>> BEGIN Task inputs
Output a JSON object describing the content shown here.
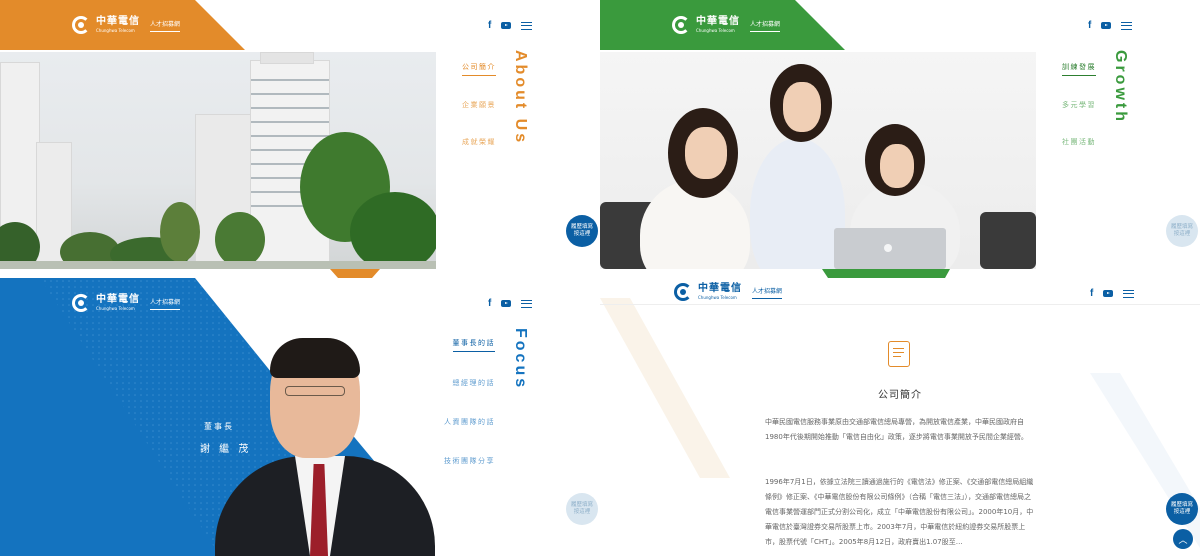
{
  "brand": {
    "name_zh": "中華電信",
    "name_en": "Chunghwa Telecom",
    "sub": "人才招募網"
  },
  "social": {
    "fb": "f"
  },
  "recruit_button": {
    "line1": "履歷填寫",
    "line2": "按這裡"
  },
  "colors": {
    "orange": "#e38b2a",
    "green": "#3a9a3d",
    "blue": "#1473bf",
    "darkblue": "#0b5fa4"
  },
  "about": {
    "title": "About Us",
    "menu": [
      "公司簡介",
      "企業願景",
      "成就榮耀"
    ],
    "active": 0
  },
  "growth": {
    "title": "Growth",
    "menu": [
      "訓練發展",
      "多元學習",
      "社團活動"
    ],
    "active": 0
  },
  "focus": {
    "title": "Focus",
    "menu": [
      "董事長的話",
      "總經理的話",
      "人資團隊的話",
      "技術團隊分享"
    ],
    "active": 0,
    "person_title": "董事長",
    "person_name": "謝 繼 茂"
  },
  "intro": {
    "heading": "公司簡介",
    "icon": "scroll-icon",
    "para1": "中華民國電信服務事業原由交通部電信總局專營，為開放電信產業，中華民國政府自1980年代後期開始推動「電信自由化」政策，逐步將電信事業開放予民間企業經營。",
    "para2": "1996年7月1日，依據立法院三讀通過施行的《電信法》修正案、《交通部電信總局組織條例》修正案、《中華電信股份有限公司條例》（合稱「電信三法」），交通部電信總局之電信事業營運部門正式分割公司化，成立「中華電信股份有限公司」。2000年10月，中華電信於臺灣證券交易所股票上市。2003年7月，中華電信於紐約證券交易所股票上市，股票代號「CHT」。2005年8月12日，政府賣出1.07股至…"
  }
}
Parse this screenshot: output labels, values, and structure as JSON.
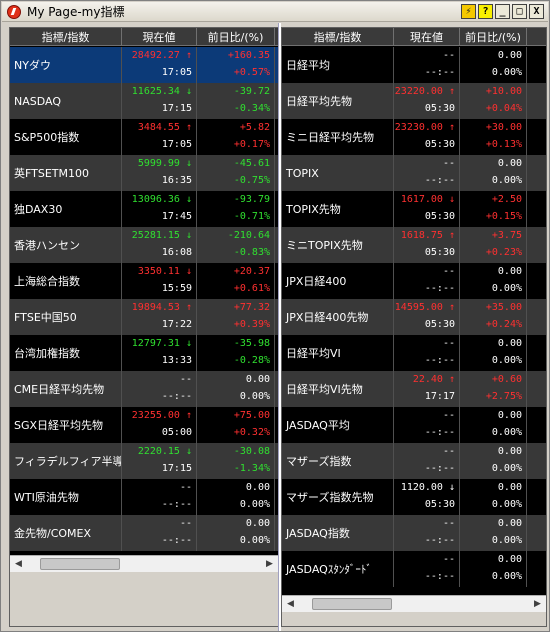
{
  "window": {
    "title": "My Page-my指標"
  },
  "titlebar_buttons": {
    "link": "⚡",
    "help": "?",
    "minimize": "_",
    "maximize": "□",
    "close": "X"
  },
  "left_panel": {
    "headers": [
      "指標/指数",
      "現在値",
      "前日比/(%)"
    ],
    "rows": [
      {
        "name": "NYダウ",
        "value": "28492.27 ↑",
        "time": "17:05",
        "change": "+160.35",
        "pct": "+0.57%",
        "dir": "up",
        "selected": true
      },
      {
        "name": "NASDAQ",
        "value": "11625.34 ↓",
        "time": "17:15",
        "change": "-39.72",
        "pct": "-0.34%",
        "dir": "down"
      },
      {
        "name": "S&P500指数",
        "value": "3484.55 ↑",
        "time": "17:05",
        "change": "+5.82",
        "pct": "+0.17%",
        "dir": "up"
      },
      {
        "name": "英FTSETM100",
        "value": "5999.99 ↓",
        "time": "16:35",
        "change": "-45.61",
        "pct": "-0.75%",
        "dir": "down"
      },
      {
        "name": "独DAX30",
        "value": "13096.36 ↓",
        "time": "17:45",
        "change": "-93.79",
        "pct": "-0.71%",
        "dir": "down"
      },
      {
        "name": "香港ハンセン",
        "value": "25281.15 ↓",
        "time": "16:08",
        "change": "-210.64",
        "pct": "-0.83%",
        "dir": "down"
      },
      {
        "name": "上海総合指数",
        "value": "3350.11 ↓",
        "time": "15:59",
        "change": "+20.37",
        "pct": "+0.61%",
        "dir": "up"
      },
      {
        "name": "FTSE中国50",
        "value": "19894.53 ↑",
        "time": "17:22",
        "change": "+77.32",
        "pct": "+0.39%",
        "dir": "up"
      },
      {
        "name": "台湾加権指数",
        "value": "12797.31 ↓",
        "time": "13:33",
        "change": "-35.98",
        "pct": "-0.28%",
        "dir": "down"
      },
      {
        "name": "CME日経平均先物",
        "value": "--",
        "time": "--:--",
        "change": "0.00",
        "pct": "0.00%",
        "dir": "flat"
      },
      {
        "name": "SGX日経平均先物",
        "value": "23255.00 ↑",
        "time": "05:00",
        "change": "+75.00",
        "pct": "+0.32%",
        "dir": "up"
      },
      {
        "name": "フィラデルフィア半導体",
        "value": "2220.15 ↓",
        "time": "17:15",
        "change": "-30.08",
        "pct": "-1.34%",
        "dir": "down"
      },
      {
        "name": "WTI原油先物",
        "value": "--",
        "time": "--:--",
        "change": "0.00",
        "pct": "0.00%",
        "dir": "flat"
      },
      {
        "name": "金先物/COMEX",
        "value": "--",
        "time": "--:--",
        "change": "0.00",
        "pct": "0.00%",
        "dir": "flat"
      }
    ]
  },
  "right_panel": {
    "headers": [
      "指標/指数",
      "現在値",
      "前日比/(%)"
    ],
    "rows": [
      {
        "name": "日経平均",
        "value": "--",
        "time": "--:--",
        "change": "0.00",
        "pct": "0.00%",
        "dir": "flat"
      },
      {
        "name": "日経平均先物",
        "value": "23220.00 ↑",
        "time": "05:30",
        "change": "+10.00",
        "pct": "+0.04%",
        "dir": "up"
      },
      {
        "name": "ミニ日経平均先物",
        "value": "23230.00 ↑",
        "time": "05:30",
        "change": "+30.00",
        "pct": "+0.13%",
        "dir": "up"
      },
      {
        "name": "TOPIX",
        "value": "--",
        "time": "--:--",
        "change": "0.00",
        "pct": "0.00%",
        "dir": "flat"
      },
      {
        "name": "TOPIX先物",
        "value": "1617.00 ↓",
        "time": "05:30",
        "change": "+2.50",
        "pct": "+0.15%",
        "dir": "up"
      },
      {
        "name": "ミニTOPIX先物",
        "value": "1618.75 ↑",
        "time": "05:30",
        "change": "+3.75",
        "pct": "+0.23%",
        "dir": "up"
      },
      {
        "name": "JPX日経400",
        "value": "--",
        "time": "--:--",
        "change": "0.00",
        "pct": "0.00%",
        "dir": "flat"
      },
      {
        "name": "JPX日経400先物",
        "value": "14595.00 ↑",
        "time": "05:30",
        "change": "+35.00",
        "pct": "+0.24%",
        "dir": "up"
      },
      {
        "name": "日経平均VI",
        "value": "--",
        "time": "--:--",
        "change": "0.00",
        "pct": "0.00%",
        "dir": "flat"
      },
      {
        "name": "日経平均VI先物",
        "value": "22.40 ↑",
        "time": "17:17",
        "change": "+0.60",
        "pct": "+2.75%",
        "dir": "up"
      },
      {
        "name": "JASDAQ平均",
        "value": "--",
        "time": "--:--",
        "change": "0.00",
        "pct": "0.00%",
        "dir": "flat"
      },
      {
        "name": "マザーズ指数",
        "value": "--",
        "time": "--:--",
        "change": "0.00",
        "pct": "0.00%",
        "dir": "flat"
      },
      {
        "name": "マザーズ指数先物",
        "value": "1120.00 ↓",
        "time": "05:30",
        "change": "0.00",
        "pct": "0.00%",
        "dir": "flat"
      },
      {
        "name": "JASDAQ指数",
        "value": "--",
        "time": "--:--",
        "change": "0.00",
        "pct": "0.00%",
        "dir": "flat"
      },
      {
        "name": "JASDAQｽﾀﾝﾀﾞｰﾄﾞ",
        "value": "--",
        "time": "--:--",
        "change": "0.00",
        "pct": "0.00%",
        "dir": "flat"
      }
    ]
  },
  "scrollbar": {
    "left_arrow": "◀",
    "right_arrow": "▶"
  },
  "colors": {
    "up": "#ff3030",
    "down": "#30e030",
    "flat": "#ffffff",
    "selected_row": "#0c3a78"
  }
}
>> END Task inputs
>> BEGIN Task inputs
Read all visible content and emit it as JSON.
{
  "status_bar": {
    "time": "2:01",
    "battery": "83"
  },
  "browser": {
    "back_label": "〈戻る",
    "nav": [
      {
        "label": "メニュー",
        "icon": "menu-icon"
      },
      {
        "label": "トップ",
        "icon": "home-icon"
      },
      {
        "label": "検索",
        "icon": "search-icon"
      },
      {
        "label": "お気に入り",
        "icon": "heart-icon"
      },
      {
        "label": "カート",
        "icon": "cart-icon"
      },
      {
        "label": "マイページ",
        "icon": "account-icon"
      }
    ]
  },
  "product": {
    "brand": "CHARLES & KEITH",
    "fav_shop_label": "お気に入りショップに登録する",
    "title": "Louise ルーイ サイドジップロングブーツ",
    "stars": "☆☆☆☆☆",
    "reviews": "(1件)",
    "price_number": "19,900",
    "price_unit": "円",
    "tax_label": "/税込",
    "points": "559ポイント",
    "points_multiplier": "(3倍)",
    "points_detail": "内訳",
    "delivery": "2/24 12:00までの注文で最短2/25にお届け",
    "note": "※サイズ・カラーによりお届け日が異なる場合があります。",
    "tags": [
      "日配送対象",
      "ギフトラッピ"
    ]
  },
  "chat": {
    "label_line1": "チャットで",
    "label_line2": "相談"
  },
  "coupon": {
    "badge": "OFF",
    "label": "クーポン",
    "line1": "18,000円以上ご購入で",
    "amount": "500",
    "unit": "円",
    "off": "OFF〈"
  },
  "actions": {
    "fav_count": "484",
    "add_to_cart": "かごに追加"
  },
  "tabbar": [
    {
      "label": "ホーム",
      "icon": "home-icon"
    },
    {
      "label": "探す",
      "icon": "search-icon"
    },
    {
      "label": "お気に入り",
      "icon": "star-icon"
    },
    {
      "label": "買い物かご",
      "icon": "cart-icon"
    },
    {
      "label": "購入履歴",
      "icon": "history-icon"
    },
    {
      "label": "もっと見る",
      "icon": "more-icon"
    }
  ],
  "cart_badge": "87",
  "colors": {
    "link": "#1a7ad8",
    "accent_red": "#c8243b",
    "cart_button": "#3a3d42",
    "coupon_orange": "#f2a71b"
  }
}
>> END Task inputs
[Required work]
Within the records above, how many lines include the word "JSON"? State the number by itself.

[Full answer]
3